- _Exercise_: Work out how many lines contain "margin". Reply with the count alone.

---------------

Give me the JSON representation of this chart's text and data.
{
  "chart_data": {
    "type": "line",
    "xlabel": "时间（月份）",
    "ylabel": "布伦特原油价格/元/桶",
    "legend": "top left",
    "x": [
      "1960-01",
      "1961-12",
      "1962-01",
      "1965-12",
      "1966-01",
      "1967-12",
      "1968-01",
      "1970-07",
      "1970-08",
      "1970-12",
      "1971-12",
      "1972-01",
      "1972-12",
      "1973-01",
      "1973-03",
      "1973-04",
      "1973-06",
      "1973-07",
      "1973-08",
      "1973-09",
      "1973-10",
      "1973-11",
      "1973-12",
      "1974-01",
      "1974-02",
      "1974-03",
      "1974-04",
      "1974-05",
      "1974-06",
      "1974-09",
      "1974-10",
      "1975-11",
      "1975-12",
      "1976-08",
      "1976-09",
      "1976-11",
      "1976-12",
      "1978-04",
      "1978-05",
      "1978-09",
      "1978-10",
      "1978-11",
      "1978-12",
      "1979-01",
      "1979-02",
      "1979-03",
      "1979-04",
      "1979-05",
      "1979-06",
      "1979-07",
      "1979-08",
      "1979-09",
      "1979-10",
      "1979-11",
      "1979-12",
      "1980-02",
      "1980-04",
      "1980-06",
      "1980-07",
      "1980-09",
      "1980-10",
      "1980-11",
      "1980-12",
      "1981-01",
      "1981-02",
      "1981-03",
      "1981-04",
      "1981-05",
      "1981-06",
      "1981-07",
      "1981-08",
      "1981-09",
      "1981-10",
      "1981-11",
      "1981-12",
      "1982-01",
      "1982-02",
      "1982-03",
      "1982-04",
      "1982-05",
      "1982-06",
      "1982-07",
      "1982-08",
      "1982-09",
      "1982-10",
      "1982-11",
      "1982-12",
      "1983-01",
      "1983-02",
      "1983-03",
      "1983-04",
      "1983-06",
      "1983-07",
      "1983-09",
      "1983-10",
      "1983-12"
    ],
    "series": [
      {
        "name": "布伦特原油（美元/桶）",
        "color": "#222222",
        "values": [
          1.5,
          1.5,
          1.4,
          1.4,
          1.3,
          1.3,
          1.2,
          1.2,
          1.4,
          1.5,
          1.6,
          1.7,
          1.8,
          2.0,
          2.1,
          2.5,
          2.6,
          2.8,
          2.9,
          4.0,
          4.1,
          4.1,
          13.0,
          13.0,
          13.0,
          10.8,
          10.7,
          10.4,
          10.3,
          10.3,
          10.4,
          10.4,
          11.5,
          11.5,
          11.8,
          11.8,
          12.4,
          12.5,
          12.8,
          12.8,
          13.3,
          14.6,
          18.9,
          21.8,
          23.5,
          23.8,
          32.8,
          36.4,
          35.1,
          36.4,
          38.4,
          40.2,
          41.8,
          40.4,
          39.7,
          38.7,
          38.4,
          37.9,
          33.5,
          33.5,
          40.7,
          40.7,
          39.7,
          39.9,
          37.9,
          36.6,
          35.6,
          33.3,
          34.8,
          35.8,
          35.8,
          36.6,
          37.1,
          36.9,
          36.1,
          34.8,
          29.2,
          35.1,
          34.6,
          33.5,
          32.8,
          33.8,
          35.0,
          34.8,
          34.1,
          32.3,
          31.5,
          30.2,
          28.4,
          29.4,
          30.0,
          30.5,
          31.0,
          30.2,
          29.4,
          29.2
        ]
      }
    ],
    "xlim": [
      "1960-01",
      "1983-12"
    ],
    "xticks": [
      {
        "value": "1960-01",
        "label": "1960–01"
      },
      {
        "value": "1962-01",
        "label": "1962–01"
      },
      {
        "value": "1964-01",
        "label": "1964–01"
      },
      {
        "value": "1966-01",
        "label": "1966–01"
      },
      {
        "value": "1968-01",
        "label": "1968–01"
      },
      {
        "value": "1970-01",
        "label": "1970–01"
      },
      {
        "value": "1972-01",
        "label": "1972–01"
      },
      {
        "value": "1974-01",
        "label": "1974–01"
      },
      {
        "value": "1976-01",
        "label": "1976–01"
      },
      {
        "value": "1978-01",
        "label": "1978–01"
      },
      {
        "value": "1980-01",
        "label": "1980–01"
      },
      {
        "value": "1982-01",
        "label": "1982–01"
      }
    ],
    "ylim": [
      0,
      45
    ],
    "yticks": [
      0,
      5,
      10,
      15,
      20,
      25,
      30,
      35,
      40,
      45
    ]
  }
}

---------------

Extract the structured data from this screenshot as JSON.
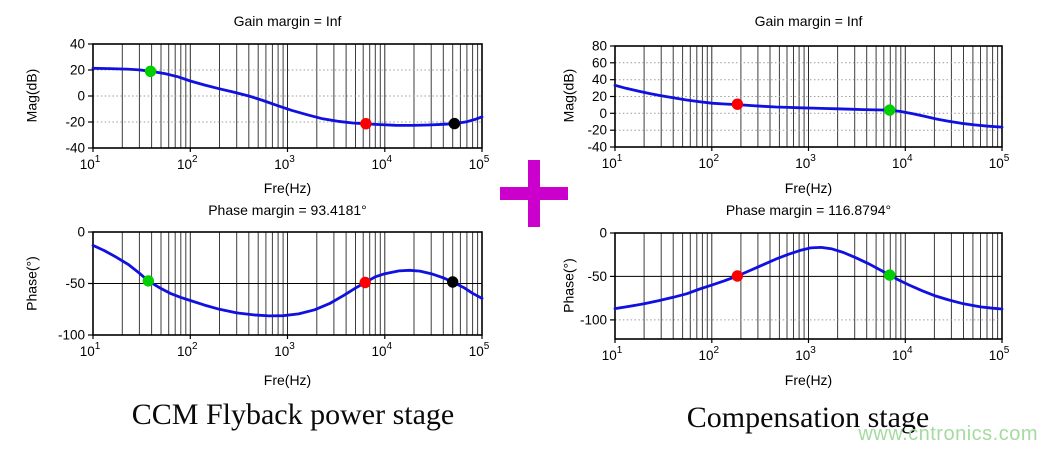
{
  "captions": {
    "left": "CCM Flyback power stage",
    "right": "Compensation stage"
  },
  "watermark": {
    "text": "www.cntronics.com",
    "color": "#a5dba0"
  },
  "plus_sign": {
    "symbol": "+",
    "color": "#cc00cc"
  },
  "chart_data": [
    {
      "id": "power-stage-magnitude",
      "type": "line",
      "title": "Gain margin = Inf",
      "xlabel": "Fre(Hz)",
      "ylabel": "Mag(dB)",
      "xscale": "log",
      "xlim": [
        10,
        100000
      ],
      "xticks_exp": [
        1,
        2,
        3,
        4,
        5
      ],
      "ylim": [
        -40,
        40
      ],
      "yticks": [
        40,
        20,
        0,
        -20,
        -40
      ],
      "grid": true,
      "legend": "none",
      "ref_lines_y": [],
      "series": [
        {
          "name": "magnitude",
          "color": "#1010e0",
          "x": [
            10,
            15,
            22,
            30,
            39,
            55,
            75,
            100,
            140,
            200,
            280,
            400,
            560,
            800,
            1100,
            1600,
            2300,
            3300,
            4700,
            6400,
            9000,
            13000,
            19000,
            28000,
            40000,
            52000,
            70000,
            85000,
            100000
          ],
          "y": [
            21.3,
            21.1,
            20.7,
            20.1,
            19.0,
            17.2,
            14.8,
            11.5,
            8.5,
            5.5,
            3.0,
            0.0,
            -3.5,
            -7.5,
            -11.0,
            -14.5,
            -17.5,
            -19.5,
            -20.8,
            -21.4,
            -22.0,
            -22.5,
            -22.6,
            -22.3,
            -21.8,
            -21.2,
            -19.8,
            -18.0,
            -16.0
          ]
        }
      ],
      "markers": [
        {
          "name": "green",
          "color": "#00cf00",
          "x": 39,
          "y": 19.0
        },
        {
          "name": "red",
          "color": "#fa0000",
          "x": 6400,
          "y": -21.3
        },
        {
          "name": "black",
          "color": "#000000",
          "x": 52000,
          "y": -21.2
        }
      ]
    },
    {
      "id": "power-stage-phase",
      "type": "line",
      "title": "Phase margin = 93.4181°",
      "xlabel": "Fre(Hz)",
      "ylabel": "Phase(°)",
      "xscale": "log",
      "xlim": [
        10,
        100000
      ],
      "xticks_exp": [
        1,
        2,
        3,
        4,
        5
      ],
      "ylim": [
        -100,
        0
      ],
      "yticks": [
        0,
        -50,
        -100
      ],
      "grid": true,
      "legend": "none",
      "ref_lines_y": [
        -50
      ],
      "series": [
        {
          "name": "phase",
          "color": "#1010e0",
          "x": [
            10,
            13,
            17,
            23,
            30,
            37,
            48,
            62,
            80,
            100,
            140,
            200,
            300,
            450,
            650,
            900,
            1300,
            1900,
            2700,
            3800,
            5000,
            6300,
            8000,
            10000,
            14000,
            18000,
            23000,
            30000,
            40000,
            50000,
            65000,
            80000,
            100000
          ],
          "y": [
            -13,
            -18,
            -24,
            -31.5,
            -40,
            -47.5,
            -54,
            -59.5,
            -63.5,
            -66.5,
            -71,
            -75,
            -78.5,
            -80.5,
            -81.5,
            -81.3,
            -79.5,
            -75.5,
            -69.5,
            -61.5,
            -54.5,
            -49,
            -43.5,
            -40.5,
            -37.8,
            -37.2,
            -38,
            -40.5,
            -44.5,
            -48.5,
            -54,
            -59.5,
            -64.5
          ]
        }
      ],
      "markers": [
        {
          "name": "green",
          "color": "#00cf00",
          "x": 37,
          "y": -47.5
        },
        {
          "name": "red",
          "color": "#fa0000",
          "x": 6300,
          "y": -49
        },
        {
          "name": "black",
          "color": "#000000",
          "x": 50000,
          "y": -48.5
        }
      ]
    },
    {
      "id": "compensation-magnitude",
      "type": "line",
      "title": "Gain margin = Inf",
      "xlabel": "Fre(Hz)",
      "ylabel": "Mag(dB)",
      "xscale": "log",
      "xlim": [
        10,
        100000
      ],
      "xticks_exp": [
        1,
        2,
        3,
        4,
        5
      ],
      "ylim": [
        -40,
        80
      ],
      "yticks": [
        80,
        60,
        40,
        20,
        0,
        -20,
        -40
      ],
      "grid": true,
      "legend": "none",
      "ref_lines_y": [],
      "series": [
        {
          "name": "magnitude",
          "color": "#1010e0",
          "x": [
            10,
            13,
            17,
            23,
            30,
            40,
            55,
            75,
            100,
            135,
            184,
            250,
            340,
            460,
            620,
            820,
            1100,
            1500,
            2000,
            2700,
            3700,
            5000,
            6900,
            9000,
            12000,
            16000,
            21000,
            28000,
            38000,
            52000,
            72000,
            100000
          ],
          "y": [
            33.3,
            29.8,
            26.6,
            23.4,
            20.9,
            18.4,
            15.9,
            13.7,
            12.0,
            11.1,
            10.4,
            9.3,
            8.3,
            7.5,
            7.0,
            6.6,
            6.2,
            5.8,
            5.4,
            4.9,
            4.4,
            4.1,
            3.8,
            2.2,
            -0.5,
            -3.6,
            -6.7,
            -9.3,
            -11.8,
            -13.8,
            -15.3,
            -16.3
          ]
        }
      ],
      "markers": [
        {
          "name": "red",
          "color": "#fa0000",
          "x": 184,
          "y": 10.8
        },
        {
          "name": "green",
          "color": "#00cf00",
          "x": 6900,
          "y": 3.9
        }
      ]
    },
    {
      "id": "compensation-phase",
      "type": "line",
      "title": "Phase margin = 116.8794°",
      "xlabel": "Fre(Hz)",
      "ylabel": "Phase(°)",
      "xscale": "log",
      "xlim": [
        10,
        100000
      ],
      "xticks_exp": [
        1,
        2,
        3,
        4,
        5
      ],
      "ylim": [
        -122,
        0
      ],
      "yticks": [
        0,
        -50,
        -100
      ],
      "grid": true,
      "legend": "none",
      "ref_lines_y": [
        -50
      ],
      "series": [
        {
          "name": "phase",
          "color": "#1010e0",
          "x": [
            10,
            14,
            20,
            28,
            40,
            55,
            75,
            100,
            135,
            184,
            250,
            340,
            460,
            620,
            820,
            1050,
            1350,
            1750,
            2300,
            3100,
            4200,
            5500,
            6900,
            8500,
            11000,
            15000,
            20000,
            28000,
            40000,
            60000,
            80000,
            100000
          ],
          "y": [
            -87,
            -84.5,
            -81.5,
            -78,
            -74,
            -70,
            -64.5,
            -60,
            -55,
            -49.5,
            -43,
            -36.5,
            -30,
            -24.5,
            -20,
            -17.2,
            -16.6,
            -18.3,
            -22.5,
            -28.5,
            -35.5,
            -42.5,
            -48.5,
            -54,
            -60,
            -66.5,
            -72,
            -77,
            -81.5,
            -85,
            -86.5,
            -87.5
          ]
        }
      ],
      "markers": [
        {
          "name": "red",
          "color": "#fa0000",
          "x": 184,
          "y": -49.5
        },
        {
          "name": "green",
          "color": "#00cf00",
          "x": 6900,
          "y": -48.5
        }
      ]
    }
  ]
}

---------------

- _Correct output_: 4